# Supplied information:
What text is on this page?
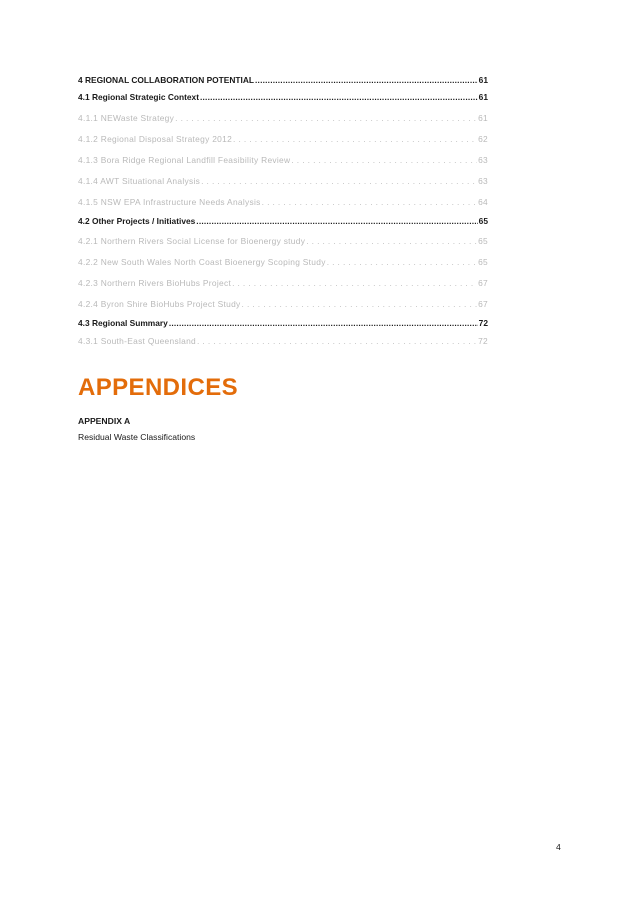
4 REGIONAL COLLABORATION POTENTIAL .....	61
4.1 Regional Strategic Context .....	61
4.1.1 NEWaste Strategy .....	61
4.1.2 Regional Disposal Strategy 2012 .....	62
4.1.3 Bora Ridge Regional Landfill Feasibility Review .....	63
4.1.4 AWT Situational Analysis .....	63
4.1.5 NSW EPA Infrastructure Needs Analysis .....	64
4.2 Other Projects / Initiatives .....	65
4.2.1 Northern Rivers Social License for Bioenergy study .....	65
4.2.2 New South Wales North Coast Bioenergy Scoping Study .....	65
4.2.3 Northern Rivers BioHubs Project .....	67
4.2.4 Byron Shire BioHubs Project Study .....	67
4.3 Regional Summary .....	72
4.3.1 South-East Queensland .....	72
APPENDICES
APPENDIX A
Residual Waste Classifications
4
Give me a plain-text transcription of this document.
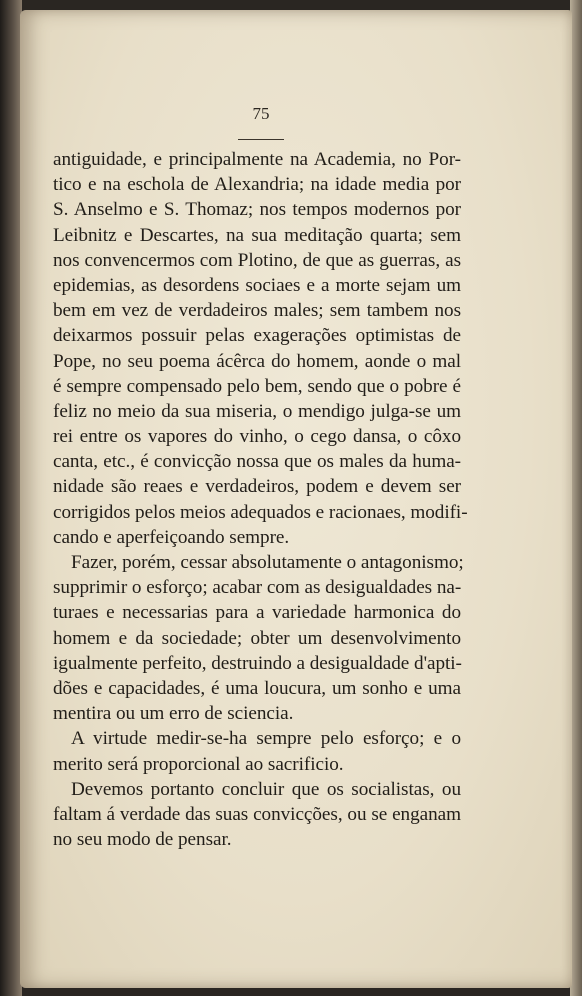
75
antiguidade, e principalmente na Academia, no Por-
tico e na eschola de Alexandria; na idade media por
S. Anselmo e S. Thomaz; nos tempos modernos por
Leibnitz e Descartes, na sua meditação quarta; sem
nos convencermos com Plotino, de que as guerras, as
epidemias, as desordens sociaes e a morte sejam um
bem em vez de verdadeiros males; sem tambem nos
deixarmos possuir pelas exagerações optimistas de
Pope, no seu poema ácêrca do homem, aonde o mal
é sempre compensado pelo bem, sendo que o pobre é
feliz no meio da sua miseria, o mendigo julga-se um
rei entre os vapores do vinho, o cego dansa, o côxo
canta, etc., é convicção nossa que os males da huma-
nidade são reaes e verdadeiros, podem e devem ser
corrigidos pelos meios adequados e racionaes, modifi-
cando e aperfeiçoando sempre.
Fazer, porém, cessar absolutamente o antagonismo;
supprimir o esforço; acabar com as desigualdades na-
turaes e necessarias para a variedade harmonica do
homem e da sociedade; obter um desenvolvimento
igualmente perfeito, destruindo a desigualdade d'apti-
dões e capacidades, é uma loucura, um sonho e uma
mentira ou um erro de sciencia.
A virtude medir-se-ha sempre pelo esforço; e o
merito será proporcional ao sacrificio.
Devemos portanto concluir que os socialistas, ou
faltam á verdade das suas convicções, ou se enganam
no seu modo de pensar.
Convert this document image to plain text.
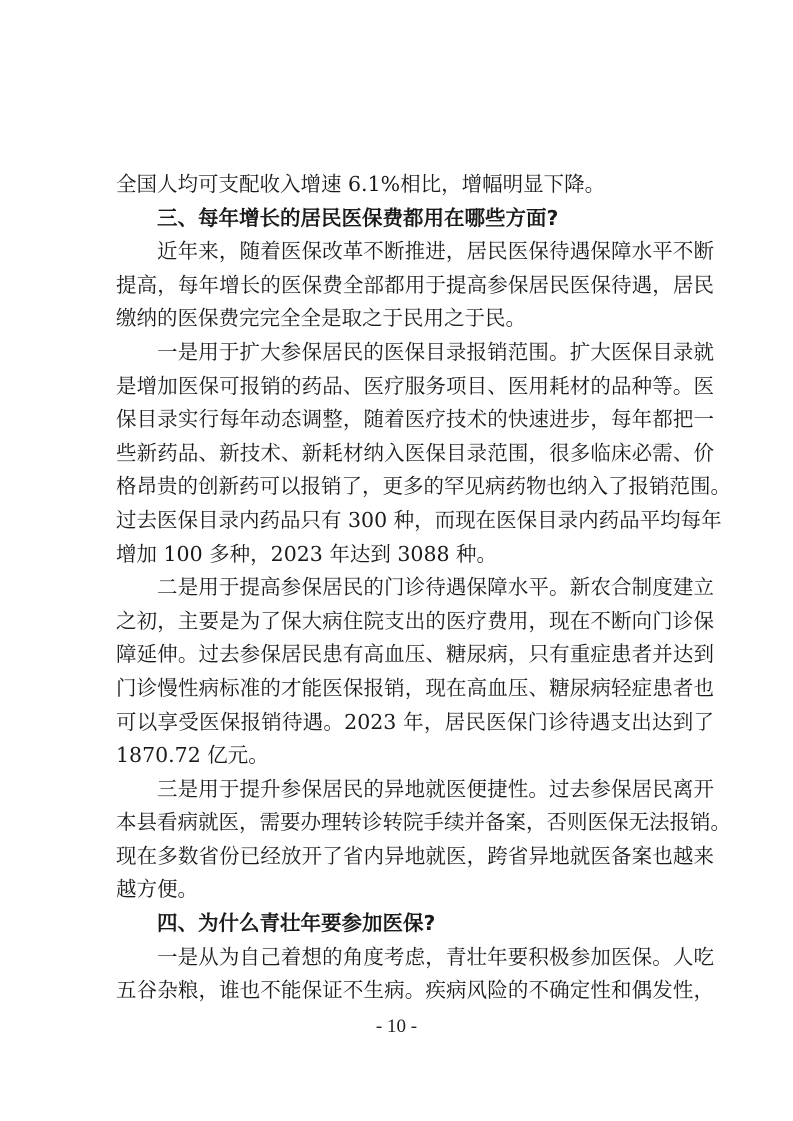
全国人均可支配收入增速 6.1%相比，增幅明显下降。
三、每年增长的居民医保费都用在哪些方面?
近年来，随着医保改革不断推进，居民医保待遇保障水平不断
提高，每年增长的医保费全部都用于提高参保居民医保待遇，居民
缴纳的医保费完完全全是取之于民用之于民。
一是用于扩大参保居民的医保目录报销范围。扩大医保目录就
是增加医保可报销的药品、医疗服务项目、医用耗材的品种等。医
保目录实行每年动态调整，随着医疗技术的快速进步，每年都把一
些新药品、新技术、新耗材纳入医保目录范围，很多临床必需、价
格昂贵的创新药可以报销了，更多的罕见病药物也纳入了报销范围。
过去医保目录内药品只有 300 种，而现在医保目录内药品平均每年
增加 100 多种，2023 年达到 3088 种。
二是用于提高参保居民的门诊待遇保障水平。新农合制度建立
之初，主要是为了保大病住院支出的医疗费用，现在不断向门诊保
障延伸。过去参保居民患有高血压、糖尿病，只有重症患者并达到
门诊慢性病标准的才能医保报销，现在高血压、糖尿病轻症患者也
可以享受医保报销待遇。2023 年，居民医保门诊待遇支出达到了
1870.72 亿元。
三是用于提升参保居民的异地就医便捷性。过去参保居民离开
本县看病就医，需要办理转诊转院手续并备案，否则医保无法报销。
现在多数省份已经放开了省内异地就医，跨省异地就医备案也越来
越方便。
四、为什么青壮年要参加医保?
一是从为自己着想的角度考虑，青壮年要积极参加医保。人吃
五谷杂粮，谁也不能保证不生病。疾病风险的不确定性和偶发性，
- 10 -
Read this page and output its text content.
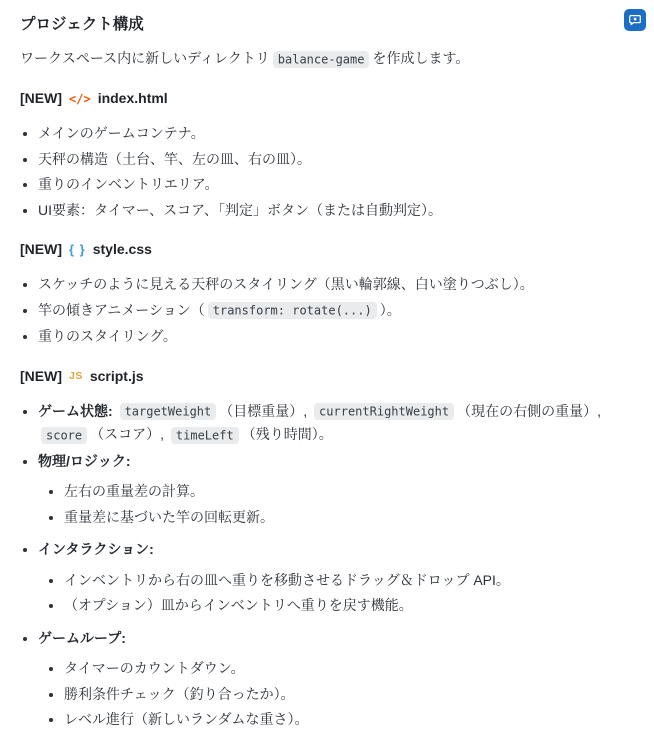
プロジェクト構成

ワークスペース内に新しいディレクトリ balance-game を作成します。

[NEW] </> index.html
• メインのゲームコンテナ。
• 天秤の構造（土台、竿、左の皿、右の皿）。
• 重りのインベントリエリア。
• UI要素：タイマー、スコア、「判定」ボタン（または自動判定）。
[NEW] { } style.css
• スケッチのように見える天秤のスタイリング（黒い輪郭線、白い塗りつぶし）。
• 竿の傾きアニメーション（ transform: rotate(...) ）。
• 重りのスタイリング。
[NEW] JS script.js
• ゲーム状態: targetWeight （目標重量）, currentRightWeight （現在の右側の重量）, score （スコア）, timeLeft （残り時間）。
• 物理/ロジック:
• 左右の重量差の計算。
• 重量差に基づいた竿の回転更新。
• インタラクション:
• インベントリから右の皿へ重りを移動させるドラッグ＆ドロップ API。
• （オプション）皿からインベントリへ重りを戻す機能。
• ゲームループ:
• タイマーのカウントダウン。
• 勝利条件チェック（釣り合ったか）。
• レベル進行（新しいランダムな重さ）。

# Description of the task:
Repeat the records above exactly, omitting every picture.

# Solution below:
What text is on this page?
4 REGIONAL COLLABORATION POTENTIAL .....	61
4.1 Regional Strategic Context .....	61
4.1.1 NEWaste Strategy .....	61
4.1.2 Regional Disposal Strategy 2012 .....	62
4.1.3 Bora Ridge Regional Landfill Feasibility Review .....	63
4.1.4 AWT Situational Analysis .....	63
4.1.5 NSW EPA Infrastructure Needs Analysis .....	64
4.2 Other Projects / Initiatives .....	65
4.2.1 Northern Rivers Social License for Bioenergy study .....	65
4.2.2 New South Wales North Coast Bioenergy Scoping Study .....	65
4.2.3 Northern Rivers BioHubs Project .....	67
4.2.4 Byron Shire BioHubs Project Study .....	67
4.3 Regional Summary .....	72
4.3.1 South-East Queensland .....	72
APPENDICES
APPENDIX A
Residual Waste Classifications
4
Give me a plain-text transcription of this document.
75
antiguidade, e principalmente na Academia, no Por-
tico e na eschola de Alexandria; na idade media por
S. Anselmo e S. Thomaz; nos tempos modernos por
Leibnitz e Descartes, na sua meditação quarta; sem
nos convencermos com Plotino, de que as guerras, as
epidemias, as desordens sociaes e a morte sejam um
bem em vez de verdadeiros males; sem tambem nos
deixarmos possuir pelas exagerações optimistas de
Pope, no seu poema ácêrca do homem, aonde o mal
é sempre compensado pelo bem, sendo que o pobre é
feliz no meio da sua miseria, o mendigo julga-se um
rei entre os vapores do vinho, o cego dansa, o côxo
canta, etc., é convicção nossa que os males da huma-
nidade são reaes e verdadeiros, podem e devem ser
corrigidos pelos meios adequados e racionaes, modifi-
cando e aperfeiçoando sempre.
Fazer, porém, cessar absolutamente o antagonismo;
supprimir o esforço; acabar com as desigualdades na-
turaes e necessarias para a variedade harmonica do
homem e da sociedade; obter um desenvolvimento
igualmente perfeito, destruindo a desigualdade d'apti-
dões e capacidades, é uma loucura, um sonho e uma
mentira ou um erro de sciencia.
A virtude medir-se-ha sempre pelo esforço; e o
merito será proporcional ao sacrificio.
Devemos portanto concluir que os socialistas, ou
faltam á verdade das suas convicções, ou se enganam
no seu modo de pensar.
Convert this document image to plain text.
全国人均可支配收入增速 6.1%相比，增幅明显下降。
三、每年增长的居民医保费都用在哪些方面?
近年来，随着医保改革不断推进，居民医保待遇保障水平不断
提高，每年增长的医保费全部都用于提高参保居民医保待遇，居民
缴纳的医保费完完全全是取之于民用之于民。
一是用于扩大参保居民的医保目录报销范围。扩大医保目录就
是增加医保可报销的药品、医疗服务项目、医用耗材的品种等。医
保目录实行每年动态调整，随着医疗技术的快速进步，每年都把一
些新药品、新技术、新耗材纳入医保目录范围，很多临床必需、价
格昂贵的创新药可以报销了，更多的罕见病药物也纳入了报销范围。
过去医保目录内药品只有 300 种，而现在医保目录内药品平均每年
增加 100 多种，2023 年达到 3088 种。
二是用于提高参保居民的门诊待遇保障水平。新农合制度建立
之初，主要是为了保大病住院支出的医疗费用，现在不断向门诊保
障延伸。过去参保居民患有高血压、糖尿病，只有重症患者并达到
门诊慢性病标准的才能医保报销，现在高血压、糖尿病轻症患者也
可以享受医保报销待遇。2023 年，居民医保门诊待遇支出达到了
1870.72 亿元。
三是用于提升参保居民的异地就医便捷性。过去参保居民离开
本县看病就医，需要办理转诊转院手续并备案，否则医保无法报销。
现在多数省份已经放开了省内异地就医，跨省异地就医备案也越来
越方便。
四、为什么青壮年要参加医保?
一是从为自己着想的角度考虑，青壮年要积极参加医保。人吃
五谷杂粮，谁也不能保证不生病。疾病风险的不确定性和偶发性，
- 10 -
Read this page and output its text content.
プロジェクト構成

ワークスペース内に新しいディレクトリ balance-game を作成します。

[NEW] </> index.html
• メインのゲームコンテナ。
• 天秤の構造（土台、竿、左の皿、右の皿）。
• 重りのインベントリエリア。
• UI要素：タイマー、スコア、「判定」ボタン（または自動判定）。
[NEW] { } style.css
• スケッチのように見える天秤のスタイリング（黒い輪郭線、白い塗りつぶし）。
• 竿の傾きアニメーション（ transform: rotate(...) ）。
• 重りのスタイリング。
[NEW] JS script.js
• ゲーム状態: targetWeight （目標重量）, currentRightWeight （現在の右側の重量）, score （スコア）, timeLeft （残り時間）。
• 物理/ロジック:
• 左右の重量差の計算。
• 重量差に基づいた竿の回転更新。
• インタラクション:
• インベントリから右の皿へ重りを移動させるドラッグ＆ドロップ API。
• （オプション）皿からインベントリへ重りを戻す機能。
• ゲームループ:
• タイマーのカウントダウン。
• 勝利条件チェック（釣り合ったか）。
• レベル進行（新しいランダムな重さ）。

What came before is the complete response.